*** RECORDS TO USE
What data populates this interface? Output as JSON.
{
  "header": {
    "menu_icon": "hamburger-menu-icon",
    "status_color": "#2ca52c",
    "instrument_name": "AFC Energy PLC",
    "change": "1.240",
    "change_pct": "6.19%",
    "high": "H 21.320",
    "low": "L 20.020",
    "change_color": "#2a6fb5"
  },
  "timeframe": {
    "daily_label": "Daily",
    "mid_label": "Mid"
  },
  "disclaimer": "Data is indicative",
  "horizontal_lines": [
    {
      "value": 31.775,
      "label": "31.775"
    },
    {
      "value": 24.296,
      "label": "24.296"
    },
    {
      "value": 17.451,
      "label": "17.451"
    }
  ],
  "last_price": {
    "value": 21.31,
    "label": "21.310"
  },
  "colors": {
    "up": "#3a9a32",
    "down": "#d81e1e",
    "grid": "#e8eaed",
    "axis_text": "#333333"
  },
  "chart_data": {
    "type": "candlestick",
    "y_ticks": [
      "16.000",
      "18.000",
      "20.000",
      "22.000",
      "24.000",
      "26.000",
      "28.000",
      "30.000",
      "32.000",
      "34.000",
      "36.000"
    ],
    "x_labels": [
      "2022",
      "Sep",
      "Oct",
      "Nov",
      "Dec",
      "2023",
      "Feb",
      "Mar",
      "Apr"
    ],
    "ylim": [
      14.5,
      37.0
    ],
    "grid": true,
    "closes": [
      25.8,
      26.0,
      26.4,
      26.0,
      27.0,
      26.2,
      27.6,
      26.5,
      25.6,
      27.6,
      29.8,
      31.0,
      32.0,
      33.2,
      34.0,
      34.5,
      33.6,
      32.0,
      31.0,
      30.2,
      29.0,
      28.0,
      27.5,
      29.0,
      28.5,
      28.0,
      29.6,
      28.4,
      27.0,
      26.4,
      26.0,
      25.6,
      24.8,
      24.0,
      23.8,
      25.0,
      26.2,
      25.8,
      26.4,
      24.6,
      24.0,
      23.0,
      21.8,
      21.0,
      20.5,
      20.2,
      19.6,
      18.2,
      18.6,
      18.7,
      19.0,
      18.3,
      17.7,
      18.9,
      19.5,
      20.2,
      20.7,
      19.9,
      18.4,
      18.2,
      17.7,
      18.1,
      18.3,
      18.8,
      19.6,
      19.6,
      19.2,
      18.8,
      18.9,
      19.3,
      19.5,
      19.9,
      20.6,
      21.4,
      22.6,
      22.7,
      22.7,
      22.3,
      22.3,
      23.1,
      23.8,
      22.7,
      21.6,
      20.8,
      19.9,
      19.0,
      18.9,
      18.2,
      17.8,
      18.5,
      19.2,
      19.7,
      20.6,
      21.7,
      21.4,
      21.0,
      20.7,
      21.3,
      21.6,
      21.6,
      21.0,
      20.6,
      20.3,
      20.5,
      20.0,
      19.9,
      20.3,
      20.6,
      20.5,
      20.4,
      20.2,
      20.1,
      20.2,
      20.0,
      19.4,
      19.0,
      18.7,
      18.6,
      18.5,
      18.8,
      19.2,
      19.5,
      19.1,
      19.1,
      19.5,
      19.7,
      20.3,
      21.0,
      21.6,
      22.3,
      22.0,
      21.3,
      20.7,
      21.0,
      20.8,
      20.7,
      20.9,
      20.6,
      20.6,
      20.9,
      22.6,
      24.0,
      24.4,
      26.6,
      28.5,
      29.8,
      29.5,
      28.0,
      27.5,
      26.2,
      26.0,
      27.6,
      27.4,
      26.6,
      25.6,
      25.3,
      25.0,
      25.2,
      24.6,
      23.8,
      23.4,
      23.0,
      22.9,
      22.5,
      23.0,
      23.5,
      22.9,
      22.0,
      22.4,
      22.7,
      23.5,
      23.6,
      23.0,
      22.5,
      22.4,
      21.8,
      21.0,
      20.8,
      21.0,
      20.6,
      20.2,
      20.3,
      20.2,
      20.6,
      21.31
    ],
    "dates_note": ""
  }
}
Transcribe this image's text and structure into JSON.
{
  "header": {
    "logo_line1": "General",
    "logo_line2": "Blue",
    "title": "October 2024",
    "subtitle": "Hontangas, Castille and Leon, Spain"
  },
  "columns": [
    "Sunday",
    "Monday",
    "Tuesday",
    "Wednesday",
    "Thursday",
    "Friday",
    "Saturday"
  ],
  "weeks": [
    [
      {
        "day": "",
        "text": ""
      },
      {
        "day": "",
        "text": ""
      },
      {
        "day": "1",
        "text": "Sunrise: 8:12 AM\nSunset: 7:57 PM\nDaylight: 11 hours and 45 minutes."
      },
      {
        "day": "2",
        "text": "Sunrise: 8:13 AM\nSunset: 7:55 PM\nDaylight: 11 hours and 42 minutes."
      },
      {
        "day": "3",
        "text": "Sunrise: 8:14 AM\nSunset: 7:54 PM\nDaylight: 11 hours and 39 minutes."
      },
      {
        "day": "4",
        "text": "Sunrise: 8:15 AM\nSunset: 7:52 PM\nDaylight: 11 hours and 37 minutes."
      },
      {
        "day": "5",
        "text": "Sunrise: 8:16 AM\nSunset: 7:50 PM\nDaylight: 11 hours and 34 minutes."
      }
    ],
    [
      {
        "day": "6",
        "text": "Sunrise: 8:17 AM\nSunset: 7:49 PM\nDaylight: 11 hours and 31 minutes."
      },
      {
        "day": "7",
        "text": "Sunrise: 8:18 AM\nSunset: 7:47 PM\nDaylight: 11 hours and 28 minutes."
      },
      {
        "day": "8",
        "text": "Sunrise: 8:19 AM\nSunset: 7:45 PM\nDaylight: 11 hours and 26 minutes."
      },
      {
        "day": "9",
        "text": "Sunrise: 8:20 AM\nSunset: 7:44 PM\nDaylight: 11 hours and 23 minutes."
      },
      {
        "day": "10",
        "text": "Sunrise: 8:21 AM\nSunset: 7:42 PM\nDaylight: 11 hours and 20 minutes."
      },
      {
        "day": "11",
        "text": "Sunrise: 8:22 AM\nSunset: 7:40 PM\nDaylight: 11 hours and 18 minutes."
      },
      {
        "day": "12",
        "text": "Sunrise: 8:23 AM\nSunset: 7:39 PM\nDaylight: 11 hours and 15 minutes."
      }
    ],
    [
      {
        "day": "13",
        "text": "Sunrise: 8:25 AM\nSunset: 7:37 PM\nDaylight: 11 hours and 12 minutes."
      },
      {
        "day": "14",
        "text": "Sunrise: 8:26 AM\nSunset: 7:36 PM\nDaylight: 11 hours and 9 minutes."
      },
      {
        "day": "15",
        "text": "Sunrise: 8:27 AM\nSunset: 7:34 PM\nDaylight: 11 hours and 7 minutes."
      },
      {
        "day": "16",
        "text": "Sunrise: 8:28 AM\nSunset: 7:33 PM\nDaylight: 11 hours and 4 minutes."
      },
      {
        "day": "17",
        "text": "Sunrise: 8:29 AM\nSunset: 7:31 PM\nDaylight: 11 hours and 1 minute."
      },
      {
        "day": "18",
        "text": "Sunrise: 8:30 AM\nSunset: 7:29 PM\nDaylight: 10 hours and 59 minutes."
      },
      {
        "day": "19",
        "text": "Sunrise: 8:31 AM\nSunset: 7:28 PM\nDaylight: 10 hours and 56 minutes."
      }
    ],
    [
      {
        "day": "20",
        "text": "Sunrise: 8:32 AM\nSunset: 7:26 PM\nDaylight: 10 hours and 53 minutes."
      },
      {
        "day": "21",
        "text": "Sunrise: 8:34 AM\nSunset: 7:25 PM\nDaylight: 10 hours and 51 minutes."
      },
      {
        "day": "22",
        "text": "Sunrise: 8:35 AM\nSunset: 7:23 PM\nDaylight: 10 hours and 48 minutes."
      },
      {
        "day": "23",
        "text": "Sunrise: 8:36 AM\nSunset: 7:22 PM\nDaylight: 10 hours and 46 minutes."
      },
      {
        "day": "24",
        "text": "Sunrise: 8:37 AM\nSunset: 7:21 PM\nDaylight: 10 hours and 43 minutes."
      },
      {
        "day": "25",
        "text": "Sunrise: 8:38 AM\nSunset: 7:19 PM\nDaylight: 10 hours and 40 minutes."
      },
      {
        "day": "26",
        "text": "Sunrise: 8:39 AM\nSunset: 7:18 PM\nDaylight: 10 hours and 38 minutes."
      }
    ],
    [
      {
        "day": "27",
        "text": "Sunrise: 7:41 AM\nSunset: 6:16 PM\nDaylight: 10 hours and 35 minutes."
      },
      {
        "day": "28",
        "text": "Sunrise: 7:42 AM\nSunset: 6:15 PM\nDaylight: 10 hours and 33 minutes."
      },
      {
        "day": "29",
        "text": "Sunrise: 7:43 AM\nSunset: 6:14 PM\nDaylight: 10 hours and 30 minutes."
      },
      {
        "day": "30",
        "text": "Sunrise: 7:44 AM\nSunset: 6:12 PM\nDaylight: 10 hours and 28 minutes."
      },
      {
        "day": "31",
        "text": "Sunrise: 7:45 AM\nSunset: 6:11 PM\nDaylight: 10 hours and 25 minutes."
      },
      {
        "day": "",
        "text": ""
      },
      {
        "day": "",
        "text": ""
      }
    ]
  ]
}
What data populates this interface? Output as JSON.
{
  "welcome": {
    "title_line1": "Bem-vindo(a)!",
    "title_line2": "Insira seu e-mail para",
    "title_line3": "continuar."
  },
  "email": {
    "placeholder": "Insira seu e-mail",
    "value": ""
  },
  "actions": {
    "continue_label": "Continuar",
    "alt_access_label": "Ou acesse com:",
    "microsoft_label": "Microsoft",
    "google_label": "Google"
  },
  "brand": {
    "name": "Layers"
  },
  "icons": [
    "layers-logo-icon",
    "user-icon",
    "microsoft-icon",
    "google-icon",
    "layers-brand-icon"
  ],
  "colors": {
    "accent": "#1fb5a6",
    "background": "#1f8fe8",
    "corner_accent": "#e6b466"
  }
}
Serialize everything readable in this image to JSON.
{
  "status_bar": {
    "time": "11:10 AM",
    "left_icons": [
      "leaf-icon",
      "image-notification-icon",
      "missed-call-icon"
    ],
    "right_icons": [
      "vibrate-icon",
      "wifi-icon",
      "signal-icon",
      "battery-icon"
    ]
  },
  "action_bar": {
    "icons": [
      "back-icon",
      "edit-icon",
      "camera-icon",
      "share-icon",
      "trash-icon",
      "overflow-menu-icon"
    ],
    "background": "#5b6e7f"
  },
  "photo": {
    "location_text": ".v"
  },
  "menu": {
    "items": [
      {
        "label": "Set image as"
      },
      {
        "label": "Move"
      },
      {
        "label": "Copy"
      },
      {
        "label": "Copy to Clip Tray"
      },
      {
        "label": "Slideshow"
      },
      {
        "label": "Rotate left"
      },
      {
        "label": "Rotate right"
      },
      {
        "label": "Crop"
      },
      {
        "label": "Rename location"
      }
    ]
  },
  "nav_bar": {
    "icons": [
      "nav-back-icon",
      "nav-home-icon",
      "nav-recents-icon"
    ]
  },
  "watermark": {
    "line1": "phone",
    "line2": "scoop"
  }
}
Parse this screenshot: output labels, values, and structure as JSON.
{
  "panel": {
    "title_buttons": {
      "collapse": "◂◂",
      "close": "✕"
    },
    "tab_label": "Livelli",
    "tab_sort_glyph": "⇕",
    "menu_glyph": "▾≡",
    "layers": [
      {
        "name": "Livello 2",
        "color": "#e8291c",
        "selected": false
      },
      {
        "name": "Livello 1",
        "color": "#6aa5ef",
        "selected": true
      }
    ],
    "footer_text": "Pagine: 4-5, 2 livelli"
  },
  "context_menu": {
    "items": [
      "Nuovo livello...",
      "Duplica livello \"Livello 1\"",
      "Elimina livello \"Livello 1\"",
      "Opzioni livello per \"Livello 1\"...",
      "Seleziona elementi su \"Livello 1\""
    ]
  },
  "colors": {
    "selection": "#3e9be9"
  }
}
******
» **WHAT YOU HAVE TO DO**: Quote, without any change, each line from the one that contains "Parse this screenshot: output" through the end of the material.

» **OUTPUT FOR THIS TASK**:
Parse this screenshot: output labels, values, and structure as JSON.
{
  "panel": {
    "title_buttons": {
      "collapse": "◂◂",
      "close": "✕"
    },
    "tab_label": "Livelli",
    "tab_sort_glyph": "⇕",
    "menu_glyph": "▾≡",
    "layers": [
      {
        "name": "Livello 2",
        "color": "#e8291c",
        "selected": false
      },
      {
        "name": "Livello 1",
        "color": "#6aa5ef",
        "selected": true
      }
    ],
    "footer_text": "Pagine: 4-5, 2 livelli"
  },
  "context_menu": {
    "items": [
      "Nuovo livello...",
      "Duplica livello \"Livello 1\"",
      "Elimina livello \"Livello 1\"",
      "Opzioni livello per \"Livello 1\"...",
      "Seleziona elementi su \"Livello 1\""
    ]
  },
  "colors": {
    "selection": "#3e9be9"
  }
}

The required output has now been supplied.